*** RAW RECORDS

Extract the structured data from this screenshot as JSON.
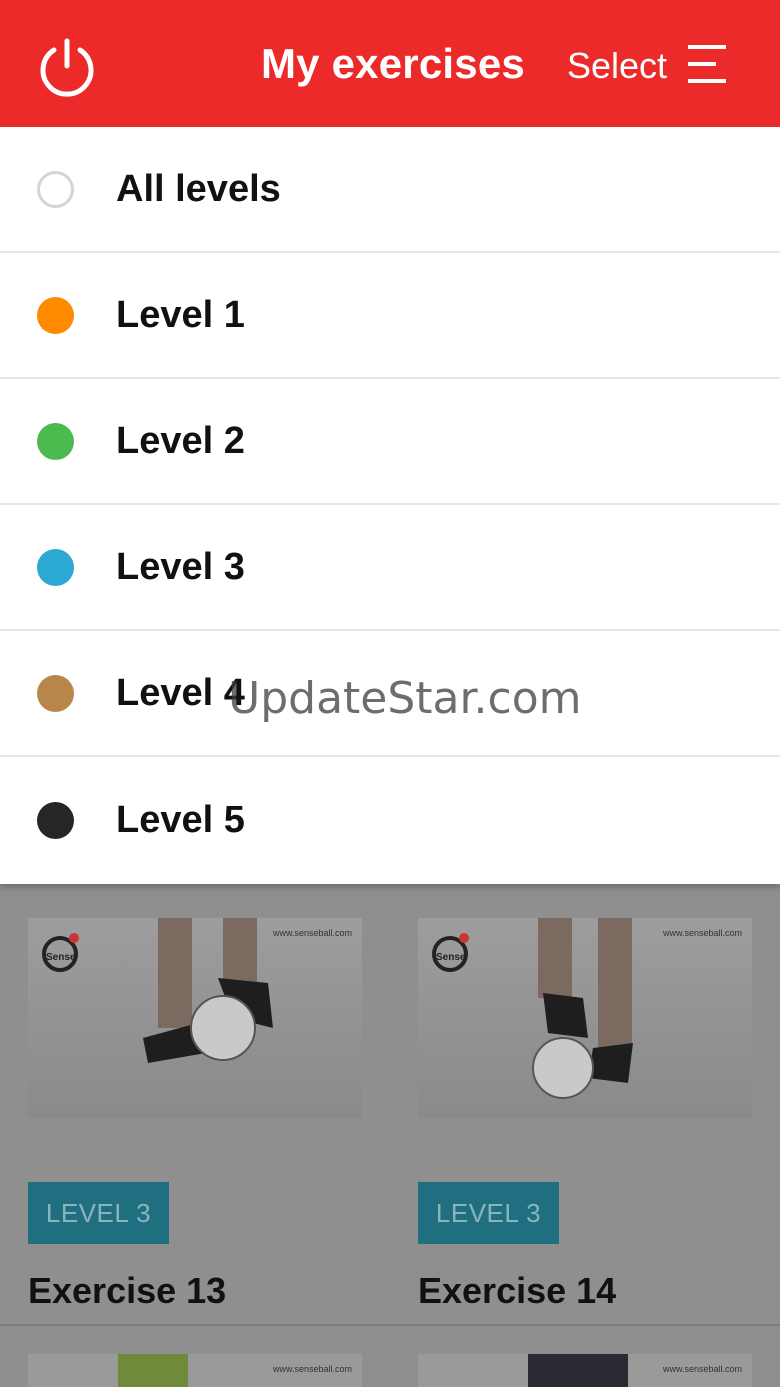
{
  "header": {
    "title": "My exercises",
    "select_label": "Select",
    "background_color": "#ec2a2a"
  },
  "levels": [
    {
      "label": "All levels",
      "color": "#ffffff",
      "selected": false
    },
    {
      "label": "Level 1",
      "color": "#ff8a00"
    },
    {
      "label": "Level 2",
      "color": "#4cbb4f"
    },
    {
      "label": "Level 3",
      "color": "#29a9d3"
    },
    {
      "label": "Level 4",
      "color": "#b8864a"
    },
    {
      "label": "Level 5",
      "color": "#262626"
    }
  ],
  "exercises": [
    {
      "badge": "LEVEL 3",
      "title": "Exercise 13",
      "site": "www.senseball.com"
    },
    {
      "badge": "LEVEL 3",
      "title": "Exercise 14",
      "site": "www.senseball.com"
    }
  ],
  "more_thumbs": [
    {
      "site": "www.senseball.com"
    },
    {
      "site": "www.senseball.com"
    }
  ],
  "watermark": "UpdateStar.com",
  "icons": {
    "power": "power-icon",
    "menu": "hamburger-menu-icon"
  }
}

******
*** RAW RECORDS

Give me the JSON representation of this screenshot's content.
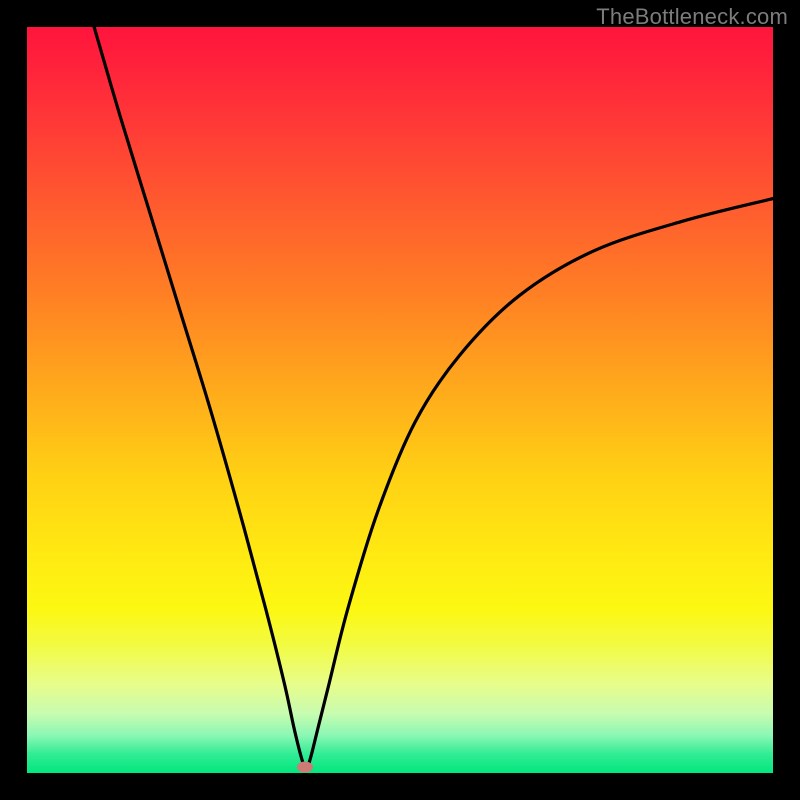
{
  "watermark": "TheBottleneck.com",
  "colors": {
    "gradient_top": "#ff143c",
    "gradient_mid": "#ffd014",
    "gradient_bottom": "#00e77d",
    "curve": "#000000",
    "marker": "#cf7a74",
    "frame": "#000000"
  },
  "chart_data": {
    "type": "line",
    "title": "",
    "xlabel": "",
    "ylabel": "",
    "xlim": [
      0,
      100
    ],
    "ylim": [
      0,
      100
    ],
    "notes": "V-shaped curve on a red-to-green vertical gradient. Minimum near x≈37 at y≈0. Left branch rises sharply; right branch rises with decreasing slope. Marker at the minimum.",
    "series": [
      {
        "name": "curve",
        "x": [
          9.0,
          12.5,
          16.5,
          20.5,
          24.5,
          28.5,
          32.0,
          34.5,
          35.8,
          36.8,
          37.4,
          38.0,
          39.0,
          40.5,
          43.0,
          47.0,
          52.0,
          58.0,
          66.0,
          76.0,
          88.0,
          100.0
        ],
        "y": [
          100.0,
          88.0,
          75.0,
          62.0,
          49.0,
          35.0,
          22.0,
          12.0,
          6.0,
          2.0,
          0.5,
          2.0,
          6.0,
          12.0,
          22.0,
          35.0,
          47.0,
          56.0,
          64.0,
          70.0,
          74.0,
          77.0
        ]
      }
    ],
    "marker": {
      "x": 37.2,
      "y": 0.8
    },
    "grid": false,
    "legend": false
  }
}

******
*** RAW RECORDS

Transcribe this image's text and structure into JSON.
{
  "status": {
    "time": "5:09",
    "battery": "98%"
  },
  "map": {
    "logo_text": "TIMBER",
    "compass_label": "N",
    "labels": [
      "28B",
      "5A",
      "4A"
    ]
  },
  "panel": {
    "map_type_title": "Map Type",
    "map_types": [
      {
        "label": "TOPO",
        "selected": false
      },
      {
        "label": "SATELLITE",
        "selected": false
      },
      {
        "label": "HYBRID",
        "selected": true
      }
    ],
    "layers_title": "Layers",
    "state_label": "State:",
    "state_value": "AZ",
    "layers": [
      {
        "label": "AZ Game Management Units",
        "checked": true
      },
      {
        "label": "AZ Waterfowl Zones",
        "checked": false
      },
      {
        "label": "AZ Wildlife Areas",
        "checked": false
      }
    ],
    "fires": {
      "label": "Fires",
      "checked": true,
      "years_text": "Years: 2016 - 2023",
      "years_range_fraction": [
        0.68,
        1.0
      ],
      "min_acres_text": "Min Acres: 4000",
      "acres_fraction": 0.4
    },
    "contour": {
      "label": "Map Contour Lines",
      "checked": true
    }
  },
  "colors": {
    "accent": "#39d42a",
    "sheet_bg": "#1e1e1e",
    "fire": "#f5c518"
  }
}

******

▶ **WHAT IS BEING ASKED**: Take each line containing the string "checked" and copy it out.

▶ **THE COMPLETED TASK**:
        "checked": true
        "checked": false
        "checked": false
      "checked": true,
      "checked": true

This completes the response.